_WHAT THE EXERCISE ASKS_
Give the entries back exactly, dropping each image.
-- START OF LISTED RECORDS --
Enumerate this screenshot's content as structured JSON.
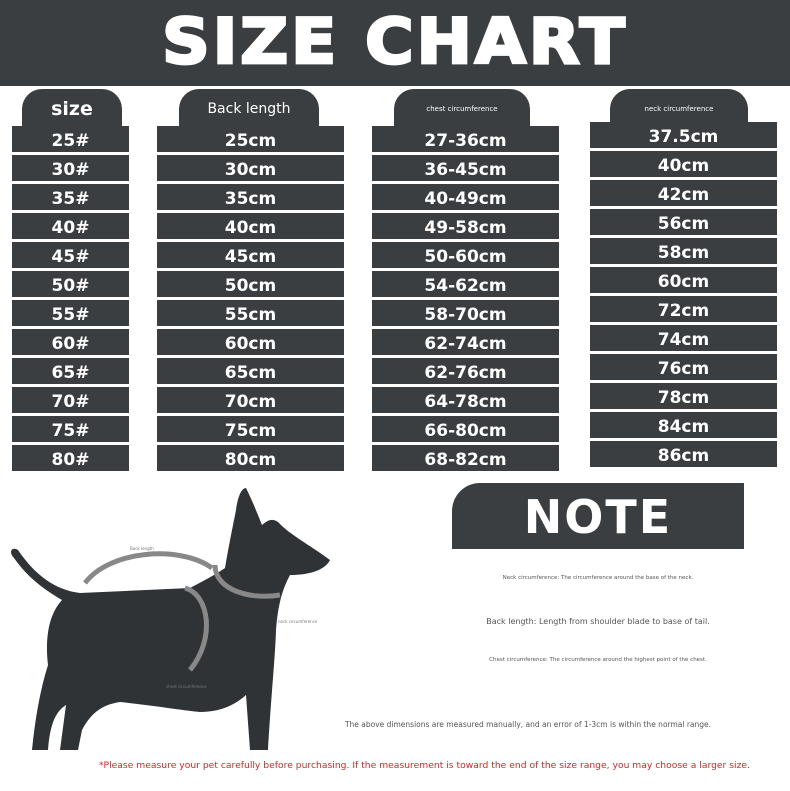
{
  "title": "SIZE CHART",
  "table": {
    "headers": [
      "size",
      "Back length",
      "chest circumference",
      "neck circumference"
    ],
    "sizes": [
      "25#",
      "30#",
      "35#",
      "40#",
      "45#",
      "50#",
      "55#",
      "60#",
      "65#",
      "70#",
      "75#",
      "80#"
    ],
    "back_length": [
      "25cm",
      "30cm",
      "35cm",
      "40cm",
      "45cm",
      "50cm",
      "55cm",
      "60cm",
      "65cm",
      "70cm",
      "75cm",
      "80cm"
    ],
    "chest": [
      "27-36cm",
      "36-45cm",
      "40-49cm",
      "49-58cm",
      "50-60cm",
      "54-62cm",
      "58-70cm",
      "62-74cm",
      "62-76cm",
      "64-78cm",
      "66-80cm",
      "68-82cm"
    ],
    "neck": [
      "37.5cm",
      "40cm",
      "42cm",
      "56cm",
      "58cm",
      "60cm",
      "72cm",
      "74cm",
      "76cm",
      "78cm",
      "84cm",
      "86cm"
    ]
  },
  "diagram": {
    "labels": {
      "back": "Back length",
      "neck": "neck circumference",
      "chest": "chest circumference"
    }
  },
  "note": {
    "title": "NOTE",
    "neck": "Neck circumference: The circumference around the base of the neck.",
    "back": "Back length: Length from shoulder blade to base of tail.",
    "chest": "Chest circumference: The circumference around the highest point of the chest.",
    "error": "The above dimensions are measured manually, and an error of 1-3cm is within the normal range."
  },
  "footer": "*Please measure your pet carefully before purchasing. If the measurement is toward the end of the size range, you may choose a larger size.",
  "colors": {
    "dark": "#3a3e40",
    "warning": "#e0202a",
    "arrow": "#888888"
  }
}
-- END OF LISTED RECORDS --
_WORKED ANSWER_
Enumerate this screenshot's content as structured JSON.
{
  "title": "SIZE CHART",
  "table": {
    "headers": [
      "size",
      "Back length",
      "chest circumference",
      "neck circumference"
    ],
    "sizes": [
      "25#",
      "30#",
      "35#",
      "40#",
      "45#",
      "50#",
      "55#",
      "60#",
      "65#",
      "70#",
      "75#",
      "80#"
    ],
    "back_length": [
      "25cm",
      "30cm",
      "35cm",
      "40cm",
      "45cm",
      "50cm",
      "55cm",
      "60cm",
      "65cm",
      "70cm",
      "75cm",
      "80cm"
    ],
    "chest": [
      "27-36cm",
      "36-45cm",
      "40-49cm",
      "49-58cm",
      "50-60cm",
      "54-62cm",
      "58-70cm",
      "62-74cm",
      "62-76cm",
      "64-78cm",
      "66-80cm",
      "68-82cm"
    ],
    "neck": [
      "37.5cm",
      "40cm",
      "42cm",
      "56cm",
      "58cm",
      "60cm",
      "72cm",
      "74cm",
      "76cm",
      "78cm",
      "84cm",
      "86cm"
    ]
  },
  "diagram": {
    "labels": {
      "back": "Back length",
      "neck": "neck circumference",
      "chest": "chest circumference"
    }
  },
  "note": {
    "title": "NOTE",
    "neck": "Neck circumference: The circumference around the base of the neck.",
    "back": "Back length: Length from shoulder blade to base of tail.",
    "chest": "Chest circumference: The circumference around the highest point of the chest.",
    "error": "The above dimensions are measured manually, and an error of 1-3cm is within the normal range."
  },
  "footer": "*Please measure your pet carefully before purchasing. If the measurement is toward the end of the size range, you may choose a larger size.",
  "colors": {
    "dark": "#3a3e40",
    "warning": "#e0202a",
    "arrow": "#888888"
  }
}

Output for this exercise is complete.